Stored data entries
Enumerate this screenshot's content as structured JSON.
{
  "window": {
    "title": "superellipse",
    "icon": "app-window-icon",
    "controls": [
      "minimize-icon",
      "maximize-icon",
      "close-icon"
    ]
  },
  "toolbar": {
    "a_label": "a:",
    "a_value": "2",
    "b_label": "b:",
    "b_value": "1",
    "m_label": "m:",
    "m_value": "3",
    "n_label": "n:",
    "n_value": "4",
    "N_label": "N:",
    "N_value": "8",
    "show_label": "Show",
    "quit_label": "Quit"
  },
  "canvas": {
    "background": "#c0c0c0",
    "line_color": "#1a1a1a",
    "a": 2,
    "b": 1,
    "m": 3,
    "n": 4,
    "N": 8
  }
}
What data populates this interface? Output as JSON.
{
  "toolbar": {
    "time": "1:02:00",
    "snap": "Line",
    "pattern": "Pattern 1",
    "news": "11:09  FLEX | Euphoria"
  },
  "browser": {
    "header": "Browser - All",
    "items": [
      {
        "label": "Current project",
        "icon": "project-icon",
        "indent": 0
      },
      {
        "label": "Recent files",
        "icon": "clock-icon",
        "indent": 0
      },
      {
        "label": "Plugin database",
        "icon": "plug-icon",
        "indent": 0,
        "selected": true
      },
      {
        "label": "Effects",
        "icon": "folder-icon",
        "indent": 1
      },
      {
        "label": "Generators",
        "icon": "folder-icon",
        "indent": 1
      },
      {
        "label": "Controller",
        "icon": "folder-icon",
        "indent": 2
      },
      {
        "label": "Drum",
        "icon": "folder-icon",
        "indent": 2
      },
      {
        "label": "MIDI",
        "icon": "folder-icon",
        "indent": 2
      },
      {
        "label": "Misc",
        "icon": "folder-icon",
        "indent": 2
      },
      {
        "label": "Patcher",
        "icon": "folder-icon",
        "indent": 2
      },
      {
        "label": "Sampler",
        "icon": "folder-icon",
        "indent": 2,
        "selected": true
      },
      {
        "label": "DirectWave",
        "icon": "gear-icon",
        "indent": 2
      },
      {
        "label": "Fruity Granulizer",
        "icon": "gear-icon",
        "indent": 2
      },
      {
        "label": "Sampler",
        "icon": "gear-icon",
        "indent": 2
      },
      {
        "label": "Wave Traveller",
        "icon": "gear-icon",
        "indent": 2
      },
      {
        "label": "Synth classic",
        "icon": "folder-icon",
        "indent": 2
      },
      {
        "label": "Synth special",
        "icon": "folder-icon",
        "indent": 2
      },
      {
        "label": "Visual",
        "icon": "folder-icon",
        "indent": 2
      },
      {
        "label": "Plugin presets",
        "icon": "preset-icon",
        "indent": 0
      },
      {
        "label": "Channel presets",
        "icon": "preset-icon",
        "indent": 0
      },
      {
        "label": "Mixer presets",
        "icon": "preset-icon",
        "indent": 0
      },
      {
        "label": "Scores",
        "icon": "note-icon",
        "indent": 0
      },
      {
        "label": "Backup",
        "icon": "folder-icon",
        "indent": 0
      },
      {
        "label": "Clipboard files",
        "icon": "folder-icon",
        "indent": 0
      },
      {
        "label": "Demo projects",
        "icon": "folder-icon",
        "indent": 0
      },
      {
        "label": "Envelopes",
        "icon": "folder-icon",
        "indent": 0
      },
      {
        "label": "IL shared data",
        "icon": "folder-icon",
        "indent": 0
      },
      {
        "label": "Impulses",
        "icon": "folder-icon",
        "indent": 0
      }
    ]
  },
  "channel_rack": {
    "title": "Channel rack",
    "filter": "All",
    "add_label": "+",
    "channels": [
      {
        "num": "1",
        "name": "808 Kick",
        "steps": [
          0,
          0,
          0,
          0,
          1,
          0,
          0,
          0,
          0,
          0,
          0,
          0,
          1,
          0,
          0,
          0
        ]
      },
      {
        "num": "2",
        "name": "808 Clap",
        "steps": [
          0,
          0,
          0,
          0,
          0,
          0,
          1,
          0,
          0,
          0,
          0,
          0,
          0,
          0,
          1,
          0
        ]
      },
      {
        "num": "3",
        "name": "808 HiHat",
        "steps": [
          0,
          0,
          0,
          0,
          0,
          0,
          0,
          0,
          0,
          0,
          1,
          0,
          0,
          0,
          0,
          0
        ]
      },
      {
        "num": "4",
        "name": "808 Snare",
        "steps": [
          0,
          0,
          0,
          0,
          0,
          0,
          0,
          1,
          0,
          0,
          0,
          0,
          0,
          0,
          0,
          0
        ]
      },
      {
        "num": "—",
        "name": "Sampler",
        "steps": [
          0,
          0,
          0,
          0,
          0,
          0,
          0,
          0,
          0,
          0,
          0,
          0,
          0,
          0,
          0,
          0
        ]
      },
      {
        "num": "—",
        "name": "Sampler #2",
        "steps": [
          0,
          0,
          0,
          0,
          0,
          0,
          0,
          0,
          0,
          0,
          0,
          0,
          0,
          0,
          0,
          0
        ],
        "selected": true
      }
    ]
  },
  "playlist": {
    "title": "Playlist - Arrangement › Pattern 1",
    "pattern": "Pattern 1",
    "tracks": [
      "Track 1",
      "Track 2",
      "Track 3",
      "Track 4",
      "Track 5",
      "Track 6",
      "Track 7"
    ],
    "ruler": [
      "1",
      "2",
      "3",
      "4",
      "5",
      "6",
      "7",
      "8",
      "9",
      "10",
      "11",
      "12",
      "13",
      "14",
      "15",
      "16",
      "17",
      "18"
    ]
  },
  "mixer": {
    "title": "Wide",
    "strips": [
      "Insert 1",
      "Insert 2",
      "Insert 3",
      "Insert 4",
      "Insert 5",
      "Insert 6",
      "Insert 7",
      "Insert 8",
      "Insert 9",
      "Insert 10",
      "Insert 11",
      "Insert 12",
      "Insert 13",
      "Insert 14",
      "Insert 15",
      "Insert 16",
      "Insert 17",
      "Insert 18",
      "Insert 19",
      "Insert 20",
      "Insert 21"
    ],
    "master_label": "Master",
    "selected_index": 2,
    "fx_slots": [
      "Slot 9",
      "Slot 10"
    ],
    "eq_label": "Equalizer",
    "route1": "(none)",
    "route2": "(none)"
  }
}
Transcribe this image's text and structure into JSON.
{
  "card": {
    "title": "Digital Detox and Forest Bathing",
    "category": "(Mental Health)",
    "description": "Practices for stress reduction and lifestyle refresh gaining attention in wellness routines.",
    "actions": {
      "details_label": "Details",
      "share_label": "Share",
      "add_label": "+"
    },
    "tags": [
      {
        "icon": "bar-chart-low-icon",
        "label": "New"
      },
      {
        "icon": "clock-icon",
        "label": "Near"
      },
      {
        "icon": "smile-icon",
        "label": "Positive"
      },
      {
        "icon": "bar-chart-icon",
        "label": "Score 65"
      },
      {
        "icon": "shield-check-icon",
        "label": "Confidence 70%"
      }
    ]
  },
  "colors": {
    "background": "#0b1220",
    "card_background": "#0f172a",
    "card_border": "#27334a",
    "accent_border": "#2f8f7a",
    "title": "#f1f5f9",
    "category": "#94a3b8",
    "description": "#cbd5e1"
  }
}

Do this:
Write the entire listing out again, word for word.

Finished answer:
Enumerate this screenshot's content as structured JSON.
{
  "window": {
    "title": "superellipse",
    "icon": "app-window-icon",
    "controls": [
      "minimize-icon",
      "maximize-icon",
      "close-icon"
    ]
  },
  "toolbar": {
    "a_label": "a:",
    "a_value": "2",
    "b_label": "b:",
    "b_value": "1",
    "m_label": "m:",
    "m_value": "3",
    "n_label": "n:",
    "n_value": "4",
    "N_label": "N:",
    "N_value": "8",
    "show_label": "Show",
    "quit_label": "Quit"
  },
  "canvas": {
    "background": "#c0c0c0",
    "line_color": "#1a1a1a",
    "a": 2,
    "b": 1,
    "m": 3,
    "n": 4,
    "N": 8
  }
}
What data populates this interface? Output as JSON.
{
  "toolbar": {
    "time": "1:02:00",
    "snap": "Line",
    "pattern": "Pattern 1",
    "news": "11:09  FLEX | Euphoria"
  },
  "browser": {
    "header": "Browser - All",
    "items": [
      {
        "label": "Current project",
        "icon": "project-icon",
        "indent": 0
      },
      {
        "label": "Recent files",
        "icon": "clock-icon",
        "indent": 0
      },
      {
        "label": "Plugin database",
        "icon": "plug-icon",
        "indent": 0,
        "selected": true
      },
      {
        "label": "Effects",
        "icon": "folder-icon",
        "indent": 1
      },
      {
        "label": "Generators",
        "icon": "folder-icon",
        "indent": 1
      },
      {
        "label": "Controller",
        "icon": "folder-icon",
        "indent": 2
      },
      {
        "label": "Drum",
        "icon": "folder-icon",
        "indent": 2
      },
      {
        "label": "MIDI",
        "icon": "folder-icon",
        "indent": 2
      },
      {
        "label": "Misc",
        "icon": "folder-icon",
        "indent": 2
      },
      {
        "label": "Patcher",
        "icon": "folder-icon",
        "indent": 2
      },
      {
        "label": "Sampler",
        "icon": "folder-icon",
        "indent": 2,
        "selected": true
      },
      {
        "label": "DirectWave",
        "icon": "gear-icon",
        "indent": 2
      },
      {
        "label": "Fruity Granulizer",
        "icon": "gear-icon",
        "indent": 2
      },
      {
        "label": "Sampler",
        "icon": "gear-icon",
        "indent": 2
      },
      {
        "label": "Wave Traveller",
        "icon": "gear-icon",
        "indent": 2
      },
      {
        "label": "Synth classic",
        "icon": "folder-icon",
        "indent": 2
      },
      {
        "label": "Synth special",
        "icon": "folder-icon",
        "indent": 2
      },
      {
        "label": "Visual",
        "icon": "folder-icon",
        "indent": 2
      },
      {
        "label": "Plugin presets",
        "icon": "preset-icon",
        "indent": 0
      },
      {
        "label": "Channel presets",
        "icon": "preset-icon",
        "indent": 0
      },
      {
        "label": "Mixer presets",
        "icon": "preset-icon",
        "indent": 0
      },
      {
        "label": "Scores",
        "icon": "note-icon",
        "indent": 0
      },
      {
        "label": "Backup",
        "icon": "folder-icon",
        "indent": 0
      },
      {
        "label": "Clipboard files",
        "icon": "folder-icon",
        "indent": 0
      },
      {
        "label": "Demo projects",
        "icon": "folder-icon",
        "indent": 0
      },
      {
        "label": "Envelopes",
        "icon": "folder-icon",
        "indent": 0
      },
      {
        "label": "IL shared data",
        "icon": "folder-icon",
        "indent": 0
      },
      {
        "label": "Impulses",
        "icon": "folder-icon",
        "indent": 0
      }
    ]
  },
  "channel_rack": {
    "title": "Channel rack",
    "filter": "All",
    "add_label": "+",
    "channels": [
      {
        "num": "1",
        "name": "808 Kick",
        "steps": [
          0,
          0,
          0,
          0,
          1,
          0,
          0,
          0,
          0,
          0,
          0,
          0,
          1,
          0,
          0,
          0
        ]
      },
      {
        "num": "2",
        "name": "808 Clap",
        "steps": [
          0,
          0,
          0,
          0,
          0,
          0,
          1,
          0,
          0,
          0,
          0,
          0,
          0,
          0,
          1,
          0
        ]
      },
      {
        "num": "3",
        "name": "808 HiHat",
        "steps": [
          0,
          0,
          0,
          0,
          0,
          0,
          0,
          0,
          0,
          0,
          1,
          0,
          0,
          0,
          0,
          0
        ]
      },
      {
        "num": "4",
        "name": "808 Snare",
        "steps": [
          0,
          0,
          0,
          0,
          0,
          0,
          0,
          1,
          0,
          0,
          0,
          0,
          0,
          0,
          0,
          0
        ]
      },
      {
        "num": "—",
        "name": "Sampler",
        "steps": [
          0,
          0,
          0,
          0,
          0,
          0,
          0,
          0,
          0,
          0,
          0,
          0,
          0,
          0,
          0,
          0
        ]
      },
      {
        "num": "—",
        "name": "Sampler #2",
        "steps": [
          0,
          0,
          0,
          0,
          0,
          0,
          0,
          0,
          0,
          0,
          0,
          0,
          0,
          0,
          0,
          0
        ],
        "selected": true
      }
    ]
  },
  "playlist": {
    "title": "Playlist - Arrangement › Pattern 1",
    "pattern": "Pattern 1",
    "tracks": [
      "Track 1",
      "Track 2",
      "Track 3",
      "Track 4",
      "Track 5",
      "Track 6",
      "Track 7"
    ],
    "ruler": [
      "1",
      "2",
      "3",
      "4",
      "5",
      "6",
      "7",
      "8",
      "9",
      "10",
      "11",
      "12",
      "13",
      "14",
      "15",
      "16",
      "17",
      "18"
    ]
  },
  "mixer": {
    "title": "Wide",
    "strips": [
      "Insert 1",
      "Insert 2",
      "Insert 3",
      "Insert 4",
      "Insert 5",
      "Insert 6",
      "Insert 7",
      "Insert 8",
      "Insert 9",
      "Insert 10",
      "Insert 11",
      "Insert 12",
      "Insert 13",
      "Insert 14",
      "Insert 15",
      "Insert 16",
      "Insert 17",
      "Insert 18",
      "Insert 19",
      "Insert 20",
      "Insert 21"
    ],
    "master_label": "Master",
    "selected_index": 2,
    "fx_slots": [
      "Slot 9",
      "Slot 10"
    ],
    "eq_label": "Equalizer",
    "route1": "(none)",
    "route2": "(none)"
  }
}
Transcribe this image's text and structure into JSON.
{
  "card": {
    "title": "Digital Detox and Forest Bathing",
    "category": "(Mental Health)",
    "description": "Practices for stress reduction and lifestyle refresh gaining attention in wellness routines.",
    "actions": {
      "details_label": "Details",
      "share_label": "Share",
      "add_label": "+"
    },
    "tags": [
      {
        "icon": "bar-chart-low-icon",
        "label": "New"
      },
      {
        "icon": "clock-icon",
        "label": "Near"
      },
      {
        "icon": "smile-icon",
        "label": "Positive"
      },
      {
        "icon": "bar-chart-icon",
        "label": "Score 65"
      },
      {
        "icon": "shield-check-icon",
        "label": "Confidence 70%"
      }
    ]
  },
  "colors": {
    "background": "#0b1220",
    "card_background": "#0f172a",
    "card_border": "#27334a",
    "accent_border": "#2f8f7a",
    "title": "#f1f5f9",
    "category": "#94a3b8",
    "description": "#cbd5e1"
  }
}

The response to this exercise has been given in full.